◆ **SOURCE TEXT**:
········
Along with Cmd-Shift-4, Apple’s list of keyboard shortcuts says you can also use Cmd-Shift-3 and (in newer versions of the OS) Cmd-Shift-5. (This latter apparently gives you an ability to record the screen which I wasn’t aware of before writing this.)

Apple offers a support article on screenshots at https://support.apple.com/en-us/HT201361

Program preferences

In Windows, programs are free to use whatever conventions they wish to launch program settings (generally a “Settings” item in the “File” menu, or sometimes “Preferences” under the “Edit” menu).

On Mac, program preferences are always (almost always?) accessible via a “Preferences” item on the menu item with the program’s name. This may also be accessed via the Command-Comma keyboard shortcut.

Accessing the Menu Bar

As mentioned at the beginning, I’m keyboard-oriented. I’ve not found a reliable way to do this. According to an article on c|net titled “Access menus via the keyboard in OSX“, you can use Command-F2.

Unfortunately, on newer Macbooks equipped with a touchbar, the function keys aren’t always available. As an alternative, you can use Command-Shift-/ (aka “Command-?”) to get into the Help search menu item. I find that to be enough of a hassle that using the mouse is easier.
········
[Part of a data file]
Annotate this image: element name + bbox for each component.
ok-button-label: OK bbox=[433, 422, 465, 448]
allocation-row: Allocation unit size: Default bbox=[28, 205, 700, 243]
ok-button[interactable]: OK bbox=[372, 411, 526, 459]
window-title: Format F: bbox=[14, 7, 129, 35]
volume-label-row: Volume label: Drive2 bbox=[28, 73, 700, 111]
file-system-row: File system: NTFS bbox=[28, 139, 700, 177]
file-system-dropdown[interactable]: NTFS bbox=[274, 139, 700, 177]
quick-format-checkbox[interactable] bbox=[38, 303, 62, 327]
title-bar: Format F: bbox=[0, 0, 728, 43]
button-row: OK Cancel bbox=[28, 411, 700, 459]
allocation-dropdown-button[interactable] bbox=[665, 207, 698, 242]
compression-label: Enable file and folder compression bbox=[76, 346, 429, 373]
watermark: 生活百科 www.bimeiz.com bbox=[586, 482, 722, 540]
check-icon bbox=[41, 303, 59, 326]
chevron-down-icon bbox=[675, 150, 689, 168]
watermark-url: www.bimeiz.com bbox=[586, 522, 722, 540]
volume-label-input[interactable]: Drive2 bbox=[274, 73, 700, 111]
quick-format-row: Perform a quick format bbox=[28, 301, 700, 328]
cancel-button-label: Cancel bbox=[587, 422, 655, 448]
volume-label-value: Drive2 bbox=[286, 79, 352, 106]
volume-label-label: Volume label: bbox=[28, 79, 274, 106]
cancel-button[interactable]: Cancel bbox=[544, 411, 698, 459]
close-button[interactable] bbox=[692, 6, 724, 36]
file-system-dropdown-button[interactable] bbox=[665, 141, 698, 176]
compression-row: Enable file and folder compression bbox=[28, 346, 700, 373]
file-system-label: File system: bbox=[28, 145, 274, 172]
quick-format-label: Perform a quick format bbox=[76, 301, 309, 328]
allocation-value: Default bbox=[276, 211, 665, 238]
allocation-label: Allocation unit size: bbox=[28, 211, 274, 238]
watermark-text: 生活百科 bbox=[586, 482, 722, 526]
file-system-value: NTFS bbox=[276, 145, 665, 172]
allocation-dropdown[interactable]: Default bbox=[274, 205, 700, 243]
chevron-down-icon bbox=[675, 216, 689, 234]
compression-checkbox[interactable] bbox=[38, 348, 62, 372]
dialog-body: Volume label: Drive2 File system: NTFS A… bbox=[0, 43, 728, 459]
········
◆ **GIVEN PROBLEM**: Quote the Mac keyboard notes in full, word for word.

◆ **SOLUTION TO THIS TASK**:
Along with Cmd-Shift-4, Apple’s list of keyboard shortcuts says you can also use Cmd-Shift-3 and (in newer versions of the OS) Cmd-Shift-5. (This latter apparently gives you an ability to record the screen which I wasn’t aware of before writing this.)

Apple offers a support article on screenshots at https://support.apple.com/en-us/HT201361

Program preferences

In Windows, programs are free to use whatever conventions they wish to launch program settings (generally a “Settings” item in the “File” menu, or sometimes “Preferences” under the “Edit” menu).

On Mac, program preferences are always (almost always?) accessible via a “Preferences” item on the menu item with the program’s name. This may also be accessed via the Command-Comma keyboard shortcut.

Accessing the Menu Bar

As mentioned at the beginning, I’m keyboard-oriented. I’ve not found a reliable way to do this. According to an article on c|net titled “Access menus via the keyboard in OSX“, you can use Command-F2.

Unfortunately, on newer Macbooks equipped with a touchbar, the function keys aren’t always available. As an alternative, you can use Command-Shift-/ (aka “Command-?”) to get into the Help search menu item. I find that to be enough of a hassle that using the mouse is easier.